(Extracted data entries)
** START **
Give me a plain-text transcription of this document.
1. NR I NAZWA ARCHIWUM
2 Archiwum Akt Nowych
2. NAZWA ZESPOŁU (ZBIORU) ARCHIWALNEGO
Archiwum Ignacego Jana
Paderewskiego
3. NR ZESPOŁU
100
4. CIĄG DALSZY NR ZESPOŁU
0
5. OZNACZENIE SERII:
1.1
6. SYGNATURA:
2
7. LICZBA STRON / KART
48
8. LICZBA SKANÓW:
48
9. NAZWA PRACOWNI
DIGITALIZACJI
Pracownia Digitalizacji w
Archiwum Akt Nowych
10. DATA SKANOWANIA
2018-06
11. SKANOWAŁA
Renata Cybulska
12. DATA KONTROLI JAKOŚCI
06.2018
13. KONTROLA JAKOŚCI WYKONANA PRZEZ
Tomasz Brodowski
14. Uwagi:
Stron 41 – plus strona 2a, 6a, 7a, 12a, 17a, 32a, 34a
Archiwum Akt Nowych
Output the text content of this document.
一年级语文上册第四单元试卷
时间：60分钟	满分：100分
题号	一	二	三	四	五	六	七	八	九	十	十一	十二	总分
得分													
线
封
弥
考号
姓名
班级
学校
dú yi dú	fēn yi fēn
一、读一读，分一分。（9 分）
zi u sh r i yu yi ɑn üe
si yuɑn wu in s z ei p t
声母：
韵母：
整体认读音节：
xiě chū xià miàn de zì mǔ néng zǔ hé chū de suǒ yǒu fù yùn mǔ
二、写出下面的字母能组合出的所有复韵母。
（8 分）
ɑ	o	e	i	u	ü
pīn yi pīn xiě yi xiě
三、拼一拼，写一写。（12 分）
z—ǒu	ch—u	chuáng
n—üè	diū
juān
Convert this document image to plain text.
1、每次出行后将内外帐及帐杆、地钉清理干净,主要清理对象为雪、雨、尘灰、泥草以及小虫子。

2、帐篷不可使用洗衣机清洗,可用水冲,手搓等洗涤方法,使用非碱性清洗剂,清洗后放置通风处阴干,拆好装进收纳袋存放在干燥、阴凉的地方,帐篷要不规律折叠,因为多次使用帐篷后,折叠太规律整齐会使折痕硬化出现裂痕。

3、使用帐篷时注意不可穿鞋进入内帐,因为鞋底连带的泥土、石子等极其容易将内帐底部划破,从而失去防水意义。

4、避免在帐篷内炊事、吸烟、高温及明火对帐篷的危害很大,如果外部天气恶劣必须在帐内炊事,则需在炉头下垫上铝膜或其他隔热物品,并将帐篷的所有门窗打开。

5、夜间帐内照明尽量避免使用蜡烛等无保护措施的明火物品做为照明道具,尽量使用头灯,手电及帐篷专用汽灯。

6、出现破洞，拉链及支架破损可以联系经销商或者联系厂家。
** END **
- [Your objective]: Repeat only what runs from the line holding "Output the text content of this document." to the end of the data, keeping every line exactly as written, first and last included.

- [Answer for the task]:
Output the text content of this document.
一年级语文上册第四单元试卷
时间：60分钟	满分：100分
题号	一	二	三	四	五	六	七	八	九	十	十一	十二	总分
得分													
线
封
弥
考号
姓名
班级
学校
dú yi dú	fēn yi fēn
一、读一读，分一分。（9 分）
zi u sh r i yu yi ɑn üe
si yuɑn wu in s z ei p t
声母：
韵母：
整体认读音节：
xiě chū xià miàn de zì mǔ néng zǔ hé chū de suǒ yǒu fù yùn mǔ
二、写出下面的字母能组合出的所有复韵母。
（8 分）
ɑ	o	e	i	u	ü
pīn yi pīn xiě yi xiě
三、拼一拼，写一写。（12 分）
z—ǒu	ch—u	chuáng
n—üè	diū
juān
Convert this document image to plain text.
1、每次出行后将内外帐及帐杆、地钉清理干净,主要清理对象为雪、雨、尘灰、泥草以及小虫子。

2、帐篷不可使用洗衣机清洗,可用水冲,手搓等洗涤方法,使用非碱性清洗剂,清洗后放置通风处阴干,拆好装进收纳袋存放在干燥、阴凉的地方,帐篷要不规律折叠,因为多次使用帐篷后,折叠太规律整齐会使折痕硬化出现裂痕。

3、使用帐篷时注意不可穿鞋进入内帐,因为鞋底连带的泥土、石子等极其容易将内帐底部划破,从而失去防水意义。

4、避免在帐篷内炊事、吸烟、高温及明火对帐篷的危害很大,如果外部天气恶劣必须在帐内炊事,则需在炉头下垫上铝膜或其他隔热物品,并将帐篷的所有门窗打开。

5、夜间帐内照明尽量避免使用蜡烛等无保护措施的明火物品做为照明道具,尽量使用头灯,手电及帐篷专用汽灯。

6、出现破洞，拉链及支架破损可以联系经销商或者联系厂家。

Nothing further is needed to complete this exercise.